Work to complete: Locate the word "will" in the entries below, then gather every line that holds it.

Items listed in a dataset:
++++++++

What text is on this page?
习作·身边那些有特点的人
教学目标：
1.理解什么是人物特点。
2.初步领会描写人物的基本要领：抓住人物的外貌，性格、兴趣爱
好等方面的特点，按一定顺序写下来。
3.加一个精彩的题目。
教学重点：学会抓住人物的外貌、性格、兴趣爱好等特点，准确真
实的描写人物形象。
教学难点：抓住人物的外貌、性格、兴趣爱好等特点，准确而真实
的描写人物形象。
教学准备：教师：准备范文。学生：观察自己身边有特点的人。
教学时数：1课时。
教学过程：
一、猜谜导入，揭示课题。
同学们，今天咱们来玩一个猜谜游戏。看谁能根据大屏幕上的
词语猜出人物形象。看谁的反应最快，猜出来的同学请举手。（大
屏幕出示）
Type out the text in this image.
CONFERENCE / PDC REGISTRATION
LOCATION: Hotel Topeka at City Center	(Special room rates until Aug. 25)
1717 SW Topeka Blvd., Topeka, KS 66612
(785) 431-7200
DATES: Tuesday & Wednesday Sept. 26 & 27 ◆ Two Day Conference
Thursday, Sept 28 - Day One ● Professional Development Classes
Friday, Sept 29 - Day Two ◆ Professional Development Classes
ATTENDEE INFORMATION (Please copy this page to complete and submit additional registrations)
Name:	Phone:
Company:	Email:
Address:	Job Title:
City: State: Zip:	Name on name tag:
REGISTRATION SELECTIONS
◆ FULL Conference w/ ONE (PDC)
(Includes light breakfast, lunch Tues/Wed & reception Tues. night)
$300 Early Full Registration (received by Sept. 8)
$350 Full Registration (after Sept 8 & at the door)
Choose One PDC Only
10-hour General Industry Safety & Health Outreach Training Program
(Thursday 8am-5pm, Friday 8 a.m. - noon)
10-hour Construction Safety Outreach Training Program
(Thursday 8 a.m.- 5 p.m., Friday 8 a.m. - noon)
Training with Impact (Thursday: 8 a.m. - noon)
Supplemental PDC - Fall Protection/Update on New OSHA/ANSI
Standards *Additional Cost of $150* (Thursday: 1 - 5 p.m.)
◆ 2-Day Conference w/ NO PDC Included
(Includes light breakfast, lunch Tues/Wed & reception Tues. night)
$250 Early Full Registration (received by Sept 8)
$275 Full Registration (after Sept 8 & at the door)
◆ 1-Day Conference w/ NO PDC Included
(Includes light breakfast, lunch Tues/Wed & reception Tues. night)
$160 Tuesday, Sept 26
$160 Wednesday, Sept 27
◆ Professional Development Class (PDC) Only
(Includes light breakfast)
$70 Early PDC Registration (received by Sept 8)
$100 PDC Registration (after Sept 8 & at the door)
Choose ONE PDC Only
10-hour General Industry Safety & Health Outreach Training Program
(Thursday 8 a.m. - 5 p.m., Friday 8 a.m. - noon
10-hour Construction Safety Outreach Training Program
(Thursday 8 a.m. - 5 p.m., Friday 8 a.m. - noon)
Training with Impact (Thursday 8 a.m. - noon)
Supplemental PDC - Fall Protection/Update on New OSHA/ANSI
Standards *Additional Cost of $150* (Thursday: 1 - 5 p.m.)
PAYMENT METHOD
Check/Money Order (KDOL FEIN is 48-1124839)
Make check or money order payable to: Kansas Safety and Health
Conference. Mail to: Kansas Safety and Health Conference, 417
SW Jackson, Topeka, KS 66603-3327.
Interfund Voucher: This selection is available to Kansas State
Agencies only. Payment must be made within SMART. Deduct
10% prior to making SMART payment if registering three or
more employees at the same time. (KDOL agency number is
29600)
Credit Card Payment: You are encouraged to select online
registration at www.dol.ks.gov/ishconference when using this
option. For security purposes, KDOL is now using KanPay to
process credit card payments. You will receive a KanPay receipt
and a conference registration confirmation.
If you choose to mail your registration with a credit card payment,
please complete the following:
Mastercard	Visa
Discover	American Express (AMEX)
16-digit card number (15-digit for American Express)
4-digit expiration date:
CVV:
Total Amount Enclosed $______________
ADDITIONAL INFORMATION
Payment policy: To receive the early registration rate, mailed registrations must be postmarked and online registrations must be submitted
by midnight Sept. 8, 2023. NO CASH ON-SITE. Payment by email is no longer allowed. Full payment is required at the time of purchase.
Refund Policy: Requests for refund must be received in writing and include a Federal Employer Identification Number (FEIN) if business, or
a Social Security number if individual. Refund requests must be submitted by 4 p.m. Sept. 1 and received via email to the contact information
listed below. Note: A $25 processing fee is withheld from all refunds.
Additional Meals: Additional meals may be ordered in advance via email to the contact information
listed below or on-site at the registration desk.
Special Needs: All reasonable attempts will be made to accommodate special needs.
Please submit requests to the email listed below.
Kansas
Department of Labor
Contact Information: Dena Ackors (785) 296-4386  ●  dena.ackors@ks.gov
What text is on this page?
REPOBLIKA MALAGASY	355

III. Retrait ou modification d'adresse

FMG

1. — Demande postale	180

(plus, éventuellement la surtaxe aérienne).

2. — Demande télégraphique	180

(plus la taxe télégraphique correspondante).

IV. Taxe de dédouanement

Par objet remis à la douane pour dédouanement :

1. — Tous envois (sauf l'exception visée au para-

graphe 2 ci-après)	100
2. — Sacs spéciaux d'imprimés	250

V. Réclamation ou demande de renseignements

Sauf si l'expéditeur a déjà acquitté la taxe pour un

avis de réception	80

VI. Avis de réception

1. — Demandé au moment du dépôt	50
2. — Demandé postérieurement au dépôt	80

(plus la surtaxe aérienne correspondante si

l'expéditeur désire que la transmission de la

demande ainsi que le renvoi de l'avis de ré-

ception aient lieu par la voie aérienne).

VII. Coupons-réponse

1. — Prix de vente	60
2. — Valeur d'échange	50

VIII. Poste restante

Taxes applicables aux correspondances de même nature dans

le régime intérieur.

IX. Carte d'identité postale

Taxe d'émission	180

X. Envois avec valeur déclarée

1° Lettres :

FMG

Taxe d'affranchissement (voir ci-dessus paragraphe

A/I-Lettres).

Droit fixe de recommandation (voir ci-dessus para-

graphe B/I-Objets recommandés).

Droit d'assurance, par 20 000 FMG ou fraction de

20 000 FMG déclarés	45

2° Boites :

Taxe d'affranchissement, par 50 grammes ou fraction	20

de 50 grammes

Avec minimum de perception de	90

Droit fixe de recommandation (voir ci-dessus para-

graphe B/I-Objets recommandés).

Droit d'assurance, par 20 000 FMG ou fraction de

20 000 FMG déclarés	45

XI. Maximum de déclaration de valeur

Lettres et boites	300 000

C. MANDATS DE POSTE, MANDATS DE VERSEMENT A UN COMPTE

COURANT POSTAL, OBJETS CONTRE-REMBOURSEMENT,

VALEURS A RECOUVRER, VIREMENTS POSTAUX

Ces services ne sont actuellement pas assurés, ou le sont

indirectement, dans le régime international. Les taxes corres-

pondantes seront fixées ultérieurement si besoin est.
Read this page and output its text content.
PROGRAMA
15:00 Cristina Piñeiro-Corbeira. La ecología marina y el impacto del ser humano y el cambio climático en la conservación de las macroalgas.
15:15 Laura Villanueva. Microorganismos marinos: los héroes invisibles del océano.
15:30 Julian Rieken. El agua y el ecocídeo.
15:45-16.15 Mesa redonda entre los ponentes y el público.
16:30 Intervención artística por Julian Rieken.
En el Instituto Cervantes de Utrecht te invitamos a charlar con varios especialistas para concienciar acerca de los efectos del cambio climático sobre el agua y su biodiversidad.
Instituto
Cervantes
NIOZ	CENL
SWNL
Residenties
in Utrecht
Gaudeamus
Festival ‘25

++++++++

Answer:
process credit card payments. You will receive a KanPay receipt
Special Needs: All reasonable attempts will be made to accommodate special needs.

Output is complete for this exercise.